Locate each line holding the string "this" and copy it.

━━━━

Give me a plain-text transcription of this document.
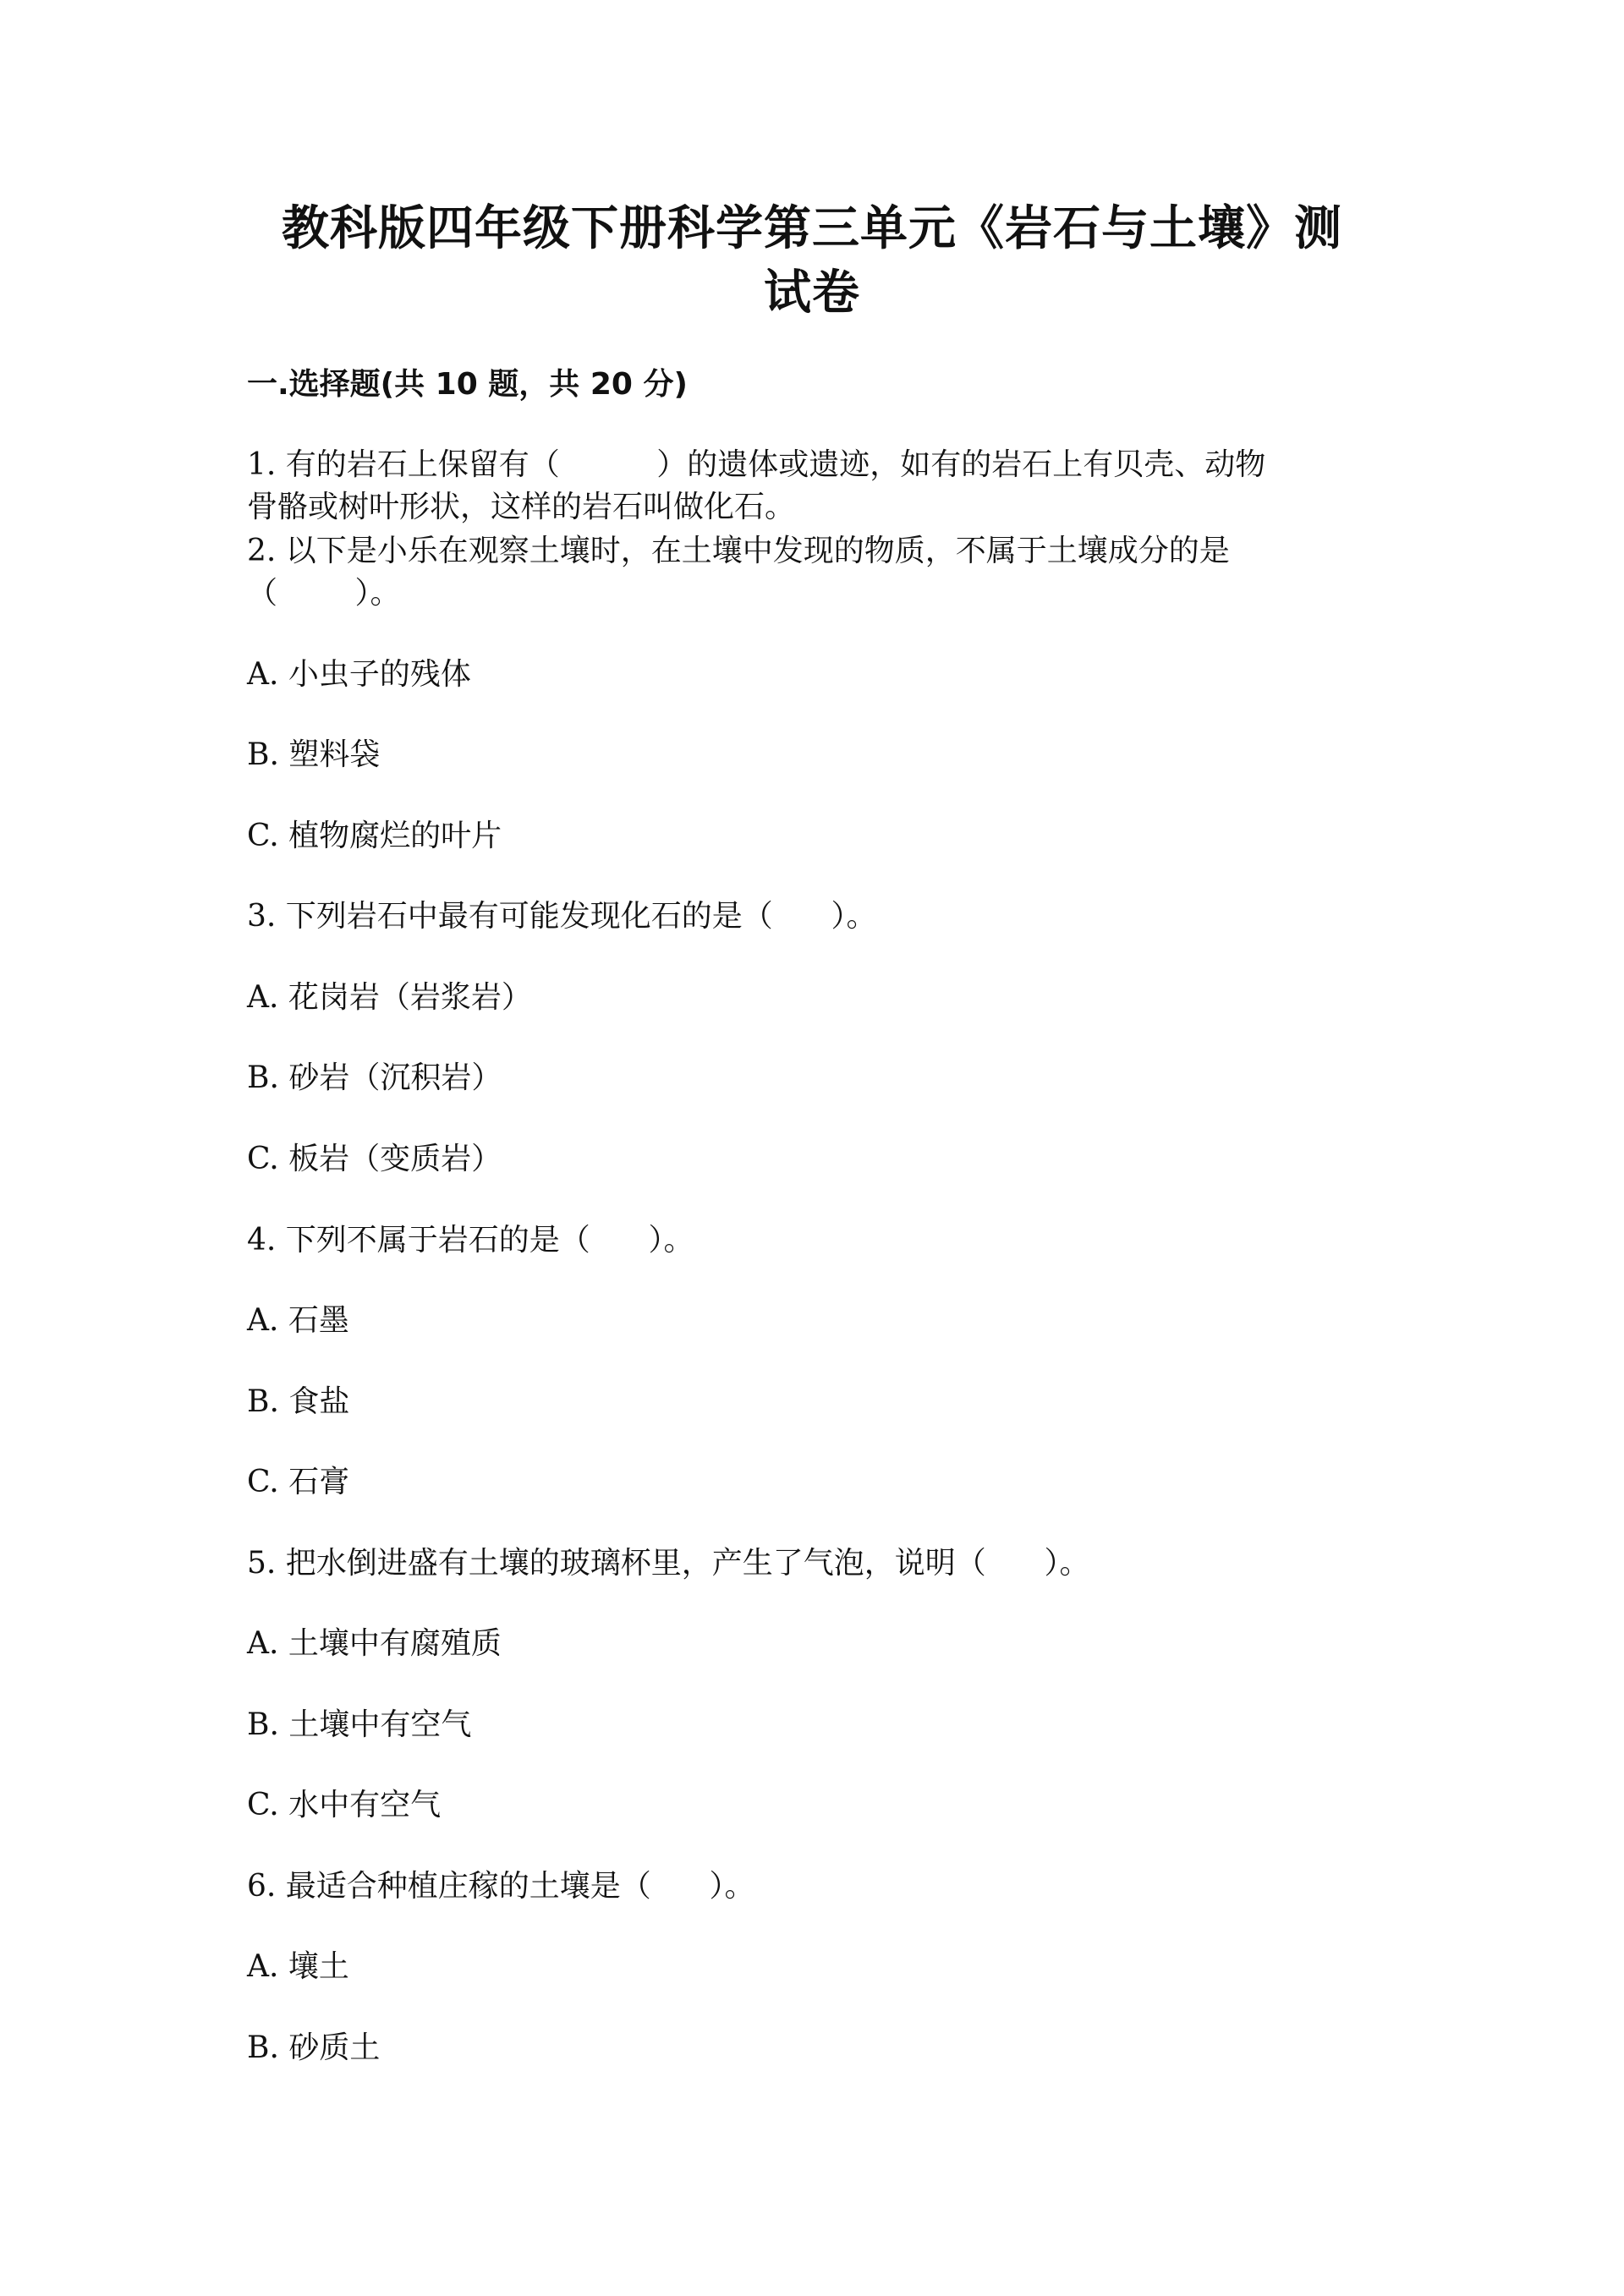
教科版四年级下册科学第三单元《岩石与土壤》测
试卷
一.选择题(共 10 题，共 20 分)
1. 有的岩石上保留有（          ）的遗体或遗迹，如有的岩石上有贝壳、动物
骨骼或树叶形状，这样的岩石叫做化石。
2. 以下是小乐在观察土壤时，在土壤中发现的物质，不属于土壤成分的是
（        ）。
A. 小虫子的残体
B. 塑料袋
C. 植物腐烂的叶片
3. 下列岩石中最有可能发现化石的是（      ）。
A. 花岗岩（岩浆岩）
B. 砂岩（沉积岩）
C. 板岩（变质岩）
4. 下列不属于岩石的是（      ）。
A. 石墨
B. 食盐
C. 石膏
5. 把水倒进盛有土壤的玻璃杯里，产生了气泡，说明（      ）。
A. 土壤中有腐殖质
B. 土壤中有空气
C. 水中有空气
6. 最适合种植庄稼的土壤是（      ）。
A. 壤土
B. 砂质土
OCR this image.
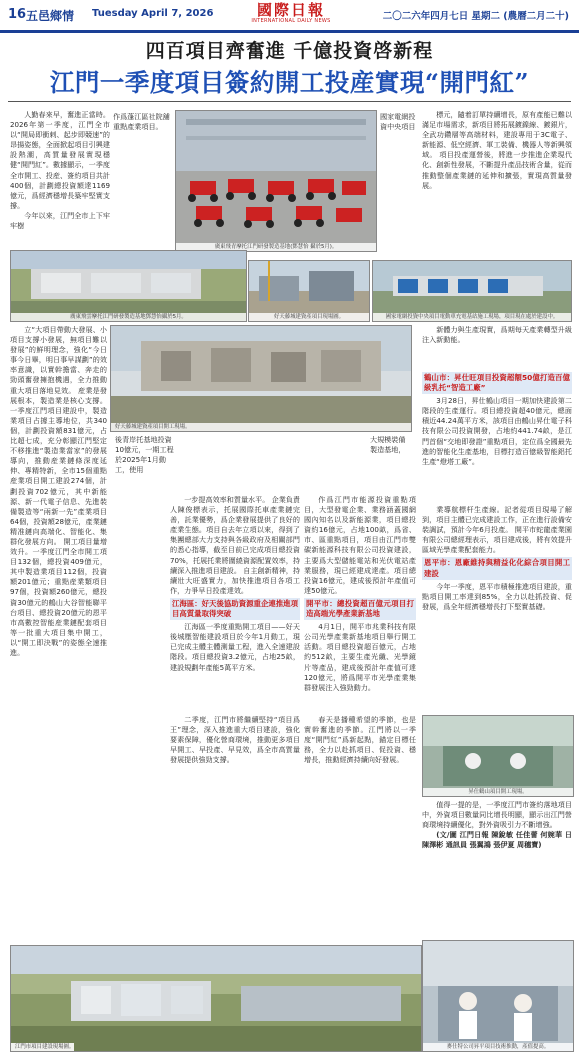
16 五邑鄉情 Tuesday April 7, 2026	國際日報
INTERNATIONAL DAILY NEWS	二〇二六年四月七日 星期二 (農曆二月二十)
四百項目齊奮進 千億投資啓新程
江門一季度項目簽約開工投産實現“開門紅”

人勤春來早，奮進正當時。2026年第一季度，江門全市以“開局即衝刺、起步即競速”的昂揚姿態，全面掀起項目引興建設熱潮，高質量發展實現穩健“開門紅”。數據顯示，一季度全市開工、投産、簽約項目共計400個，計劃總投資額達1169億元，爲經濟穩增長築牢堅實支撐。

今年以來，江門全市上下牢牢樹

廣東飛青摩托江門研發製造基地(鄧慧怡 攝於5月)。

作爲蓬江區社院舖重點產業項目。

國家電網投資中央項目

標元，隨着訂單持續增長，原有產能已難以滿足市場需求，新項目將拓展鍍鎳線、鍍銀片，全武功鑽層等高端材料，建設專用于3C電子、新能源、低空經濟、軍工裝備、機器人等新興領域。 項目投產運營後，將進一步推進企業現代化、創新性發展，不斷提升產品技術含量，從而推動整個產業鏈的延伸和擴張，實現高質量發展。

廣東飛雲摩托江門研發製造基地鄧慧怡攝於5月。	好天藤城建資產項目現場圖。	國家電網投資中央項目電動車充電基站施工現場，項目現在處於建設中。
好天藤城建資產項目開工現場。

立“大項目帶動大發展、小項目支撐小發展，無項目難以發展”的鮮明理念，強化“今日事今日畢，明日事早謀劃”的效率意識，以實幹擔當、奔走的勁頭奮發擁抱機遇，全力推動重大項目落地見效。 産業是發展根本，製造業是核心支撐。一季度江門項目建設中，製造業項目占據主導地位，共340個，計劃投資額831億元，占比超七成，充分彰顯江門堅定不移推進“製造業當家”的發展導向，推動産業鏈條深度延伸、專精特新，全市15個重點産業項目開工建設274個，計劃投資702億元，其中新能源、新一代電子信息、先進裝備製造等“兩新一先”產業項目64個，投資額28億元，產業鏈精准鏈向高端化、智能化、集群化發展方向。 開工項目量增效升。一季度江門全市開工項目132個，總投資409億元，其中製造業項目112個，投資額201億元；重點産業類項目97個，投資額260億元，總投資30億元的鶴山大谷智能聯平台項目、總投資20億元的恩平市高數控智能産業鏈配套項目等一批重大項目集中開工，以“開工即決戰”的姿態全速推進。

新體力與生產現實，爲期每天產業轉型升級注入新動能。

鶴山市：昇仕旺項目投資超額50億打造百億級乳托“智造工廠”

3月28日，昇仕鶴山項目一期加快建設第二階段的生產運行。項目總投資超40億元，總面積近44.24萬平方米，該項目由鶴山昇仕電子科技有限公司投資開發，占地約441.74畝，是江門首個“交地即發證”重點項目，定位爲全國最先進的智能化生產基地，目標打造百億級智能鋁托生產“燈塔工廠”。

後青岸托基地投資10億元，一期工程於2025年1月動工，使用

大規模裝備製造基地，

一步提高效率和質量水平。 企業負責人陳俊標表示，托展國際托車產業鏈完善，託業優勢，爲企業發展提供了良好的產業生態。項目自去年立項以來，得到了集團總部大力支持與各級政府及相關部門的悉心指導，截至目前已完成項目總投資70%，托展托業將圍繞資源配置效率，持續深入推進項目建設。 自主創新精神，持續壯大旺盛實力，加快推進項目各項工作，力爭早日投產達效。

江海區：好天後協助資源重企連推進項目高質量取得突破

江海區一季度重點開工項目——好天後城壓智能建設項目於今年1月動工，現已完成主體主體測量工程，進入全速建設階段。項目總投資3.2億元，占地25畝，建設規劃年產能5萬平方米。

作爲江門市能源投資重點項目，大型發電企業、業務涵蓋國網國內知名以及新能源業，項目總投資約16億元，占地100畝，爲省、市、區重點項目，項目由江門市雙碳新能源科技有限公司投資建設，主要爲大型儲能電站和光伏電站產業服務，現已經建成達產。項目總投資16億元，建成後預計年產值可達50億元。

開平市：總投資超百億元項目打造高端光學產業新基地

4月1日，開平市兆業科技有限公司光學產業新基地項目舉行開工活動。項目總投資超百億元，占地約512畝，主要生產光纖、光學鏡片等產品，建成後預計年產值可達120億元，將爲開平市光學產業集群發展注入強勁動力。

業導航標杆生產線。記者從項目現場了解到，項目主體已完成建設工作，正在進行設備安裝調試，預計今年6月投產。 開平市蛇龍產業園有限公司總經理表示，項目建成後，將有效提升區域光學產業配套能力。

恩平市：恩廠維持與精益化化綜合項目開工建設

今年一季度，恩平市積極推進項目建設，重點項目開工率達到85%，全力以赴抓投資、促發展，爲全年經濟穩增長打下堅實基礎。

昇仕鶴山項目開工現場。

二季度，江門市將繼續堅持“項目爲王”理念，深入推進重大項目建設，強化要素保障，優化營商環境，推動更多項目早開工、早投產、早見效，爲全市高質量發展提供強勁支撐。

春天是播種希望的季節，也是實幹奮進的季節。江門將以一季度“開門紅”爲新起點，錨定目標任務，全力以赴抓項目、促投資、穩增長，推動經濟持續向好發展。

值得一提的是，一季度江門市簽約落地項目中，外資項目數量同比增長明顯，顯示出江門營商環境持續優化，對外資吸引力不斷增強。

(文/圖 江門日報 陳銳敏 任佳蕾 何婉華 日 陳澤彬 通訊員 張翼鴻 張伊夏 周穗寶)

江門市項目建設現場圖。	麥仕特公司昇平項目技術推動，產值提高。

━━━━

» **Exercise answer**:
Give me a plain-text transcription of this document.
OCR this image.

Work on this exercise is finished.